▸ **PASSAGE TO READ**
■ ■ ■ ■

FWIW, I've generally updated the HTSLib bioconda recipes once things have been pulled into pysam (by @andreasheger) and stabilized. I also find that using miniconda+bioconda helps folks get their CI systems (e.g. Travis) working with much less environment customization.

Also: we have a preprint on the Bioconda ecosystem (https://www.biorxiv.org/content/early/2017/10/27/207092) in case anyone wants to read the big picture without thinking about technical details.

notestaff commented 6 years ago

"changing these recipes to the exact way we prefer may take some efforts" -- what changes are needed? Is there a danger that they'll impact other packages negatively?

In bioconda you can include multiple versions of a recipe, so you can add custom versions without impacting the main version, if necessary.

lh3 commented 6 years ago

There might be a few potential issues with the bioconda recipes:

  1. bcftools and tabix are not updated.
  2. samtools doesn't depend on htslib.
  3. "make test" is not used, if I am right.
  4. pysam depends on samtools executable. I am not sure why.
  5. samtools tview not working, due to a known issue. Don't know if it is fixable.
  6. samtools is not compiled with google cloud and S3 support, if I am right.

I could be wrong at some of these, and I don't know what the samtools team think about them.

■ ■ ■ ■

▸ **Element and region data**
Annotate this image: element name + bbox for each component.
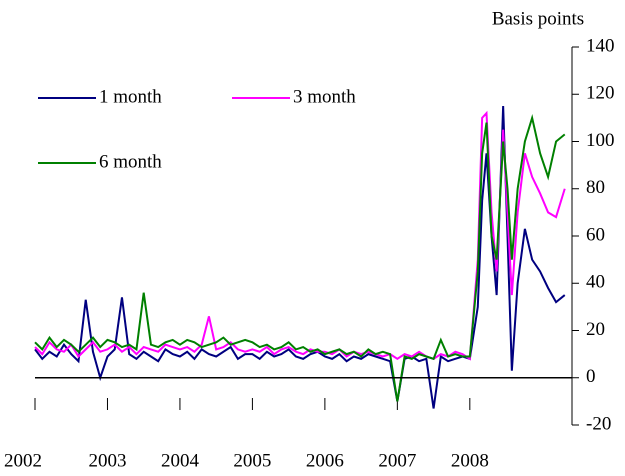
x-tick-label: 2007 bbox=[378, 450, 416, 471]
series-line bbox=[34, 113, 566, 402]
legend-label: 3 month bbox=[293, 86, 356, 107]
y-tick-label: 140 bbox=[586, 35, 615, 56]
y-tick-label: 0 bbox=[586, 366, 596, 387]
series-line bbox=[34, 110, 566, 361]
y-tick-label: -20 bbox=[586, 413, 611, 434]
y-tick-label: 40 bbox=[586, 272, 605, 293]
y-tick-label: 80 bbox=[586, 177, 605, 198]
series-line bbox=[34, 106, 566, 409]
x-tick-label: 2005 bbox=[233, 450, 271, 471]
x-tick-label: 2003 bbox=[88, 450, 126, 471]
legend-label: 6 month bbox=[99, 151, 162, 172]
legend-label: 1 month bbox=[99, 86, 162, 107]
y-tick-label: 120 bbox=[586, 83, 615, 104]
x-tick-label: 2004 bbox=[161, 450, 200, 471]
y-axis-label: Basis points bbox=[492, 8, 584, 29]
x-tick-label: 2006 bbox=[306, 450, 344, 471]
x-tick-label: 2008 bbox=[451, 450, 489, 471]
y-tick-label: 20 bbox=[586, 319, 605, 340]
x-tick-label: 2002 bbox=[4, 450, 42, 471]
y-tick-label: 60 bbox=[586, 224, 605, 245]
y-tick-label: 100 bbox=[586, 130, 615, 151]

■ ■ ■ ■

▸ **TASK GOAL**
Copy out the full thread about the bioconda recipes above, word for word.

▸ **ANSWER TO THIS TASK**
FWIW, I've generally updated the HTSLib bioconda recipes once things have been pulled into pysam (by @andreasheger) and stabilized. I also find that using miniconda+bioconda helps folks get their CI systems (e.g. Travis) working with much less environment customization.

Also: we have a preprint on the Bioconda ecosystem (https://www.biorxiv.org/content/early/2017/10/27/207092) in case anyone wants to read the big picture without thinking about technical details.

notestaff commented 6 years ago

"changing these recipes to the exact way we prefer may take some efforts" -- what changes are needed? Is there a danger that they'll impact other packages negatively?

In bioconda you can include multiple versions of a recipe, so you can add custom versions without impacting the main version, if necessary.

lh3 commented 6 years ago

There might be a few potential issues with the bioconda recipes:

  1. bcftools and tabix are not updated.
  2. samtools doesn't depend on htslib.
  3. "make test" is not used, if I am right.
  4. pysam depends on samtools executable. I am not sure why.
  5. samtools tview not working, due to a known issue. Don't know if it is fixable.
  6. samtools is not compiled with google cloud and S3 support, if I am right.

I could be wrong at some of these, and I don't know what the samtools team think about them.